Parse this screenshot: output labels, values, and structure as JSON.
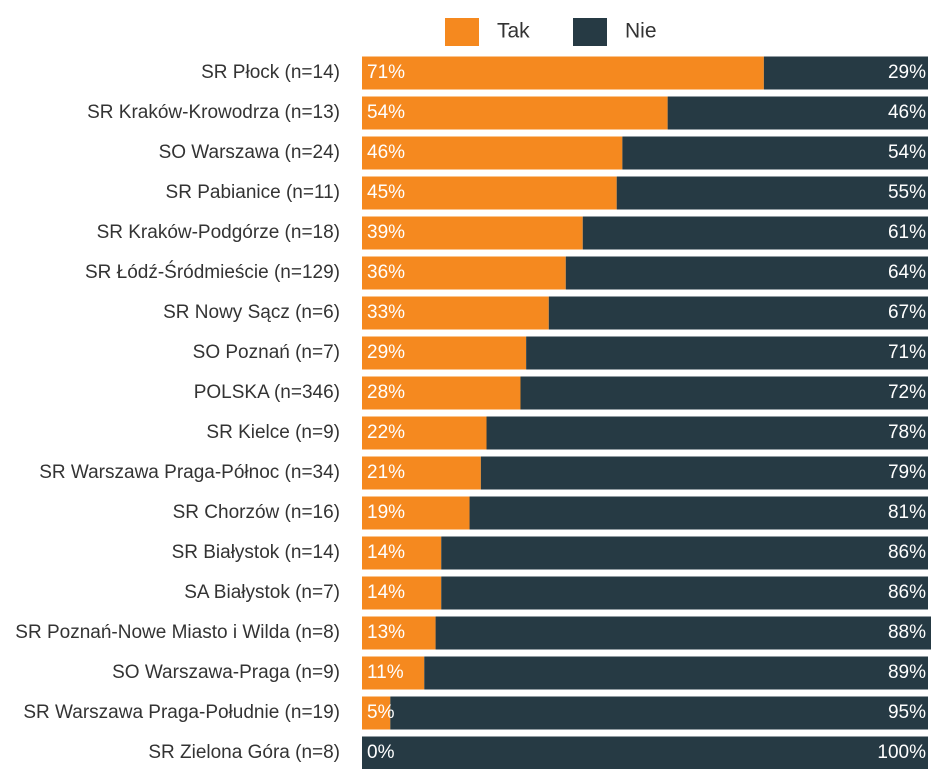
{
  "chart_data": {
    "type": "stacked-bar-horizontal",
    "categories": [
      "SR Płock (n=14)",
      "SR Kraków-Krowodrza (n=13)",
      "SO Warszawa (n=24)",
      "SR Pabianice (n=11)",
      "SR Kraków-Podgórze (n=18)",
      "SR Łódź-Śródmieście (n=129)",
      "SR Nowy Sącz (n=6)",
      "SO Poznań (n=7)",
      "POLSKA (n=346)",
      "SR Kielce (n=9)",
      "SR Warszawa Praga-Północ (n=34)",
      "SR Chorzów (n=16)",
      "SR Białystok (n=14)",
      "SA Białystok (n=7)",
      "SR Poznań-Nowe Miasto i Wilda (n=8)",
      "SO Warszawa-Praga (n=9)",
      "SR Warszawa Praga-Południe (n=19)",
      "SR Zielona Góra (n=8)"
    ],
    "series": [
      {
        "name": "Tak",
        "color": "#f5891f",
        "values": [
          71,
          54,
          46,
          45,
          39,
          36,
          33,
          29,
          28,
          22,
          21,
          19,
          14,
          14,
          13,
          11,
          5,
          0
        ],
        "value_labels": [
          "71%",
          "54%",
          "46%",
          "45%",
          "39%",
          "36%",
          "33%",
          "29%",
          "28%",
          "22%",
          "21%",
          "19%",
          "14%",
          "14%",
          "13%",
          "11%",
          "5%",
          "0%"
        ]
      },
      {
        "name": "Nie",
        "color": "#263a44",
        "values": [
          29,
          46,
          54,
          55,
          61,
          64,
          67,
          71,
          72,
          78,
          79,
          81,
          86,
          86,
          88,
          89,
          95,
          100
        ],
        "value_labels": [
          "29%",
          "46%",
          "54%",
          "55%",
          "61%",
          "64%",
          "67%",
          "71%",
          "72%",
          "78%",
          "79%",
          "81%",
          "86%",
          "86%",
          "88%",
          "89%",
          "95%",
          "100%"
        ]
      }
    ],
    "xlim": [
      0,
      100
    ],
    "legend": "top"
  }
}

_ _ _ _ _

▶ [What the task requires] Quote the material exactly. Pictures stay out.

▶ [Answer to this task]
Parse this screenshot: output labels, values, and structure as JSON.
{
  "chart_data": {
    "type": "stacked-bar-horizontal",
    "categories": [
      "SR Płock (n=14)",
      "SR Kraków-Krowodrza (n=13)",
      "SO Warszawa (n=24)",
      "SR Pabianice (n=11)",
      "SR Kraków-Podgórze (n=18)",
      "SR Łódź-Śródmieście (n=129)",
      "SR Nowy Sącz (n=6)",
      "SO Poznań (n=7)",
      "POLSKA (n=346)",
      "SR Kielce (n=9)",
      "SR Warszawa Praga-Północ (n=34)",
      "SR Chorzów (n=16)",
      "SR Białystok (n=14)",
      "SA Białystok (n=7)",
      "SR Poznań-Nowe Miasto i Wilda (n=8)",
      "SO Warszawa-Praga (n=9)",
      "SR Warszawa Praga-Południe (n=19)",
      "SR Zielona Góra (n=8)"
    ],
    "series": [
      {
        "name": "Tak",
        "color": "#f5891f",
        "values": [
          71,
          54,
          46,
          45,
          39,
          36,
          33,
          29,
          28,
          22,
          21,
          19,
          14,
          14,
          13,
          11,
          5,
          0
        ],
        "value_labels": [
          "71%",
          "54%",
          "46%",
          "45%",
          "39%",
          "36%",
          "33%",
          "29%",
          "28%",
          "22%",
          "21%",
          "19%",
          "14%",
          "14%",
          "13%",
          "11%",
          "5%",
          "0%"
        ]
      },
      {
        "name": "Nie",
        "color": "#263a44",
        "values": [
          29,
          46,
          54,
          55,
          61,
          64,
          67,
          71,
          72,
          78,
          79,
          81,
          86,
          86,
          88,
          89,
          95,
          100
        ],
        "value_labels": [
          "29%",
          "46%",
          "54%",
          "55%",
          "61%",
          "64%",
          "67%",
          "71%",
          "72%",
          "78%",
          "79%",
          "81%",
          "86%",
          "86%",
          "88%",
          "89%",
          "95%",
          "100%"
        ]
      }
    ],
    "xlim": [
      0,
      100
    ],
    "legend": "top"
  }
}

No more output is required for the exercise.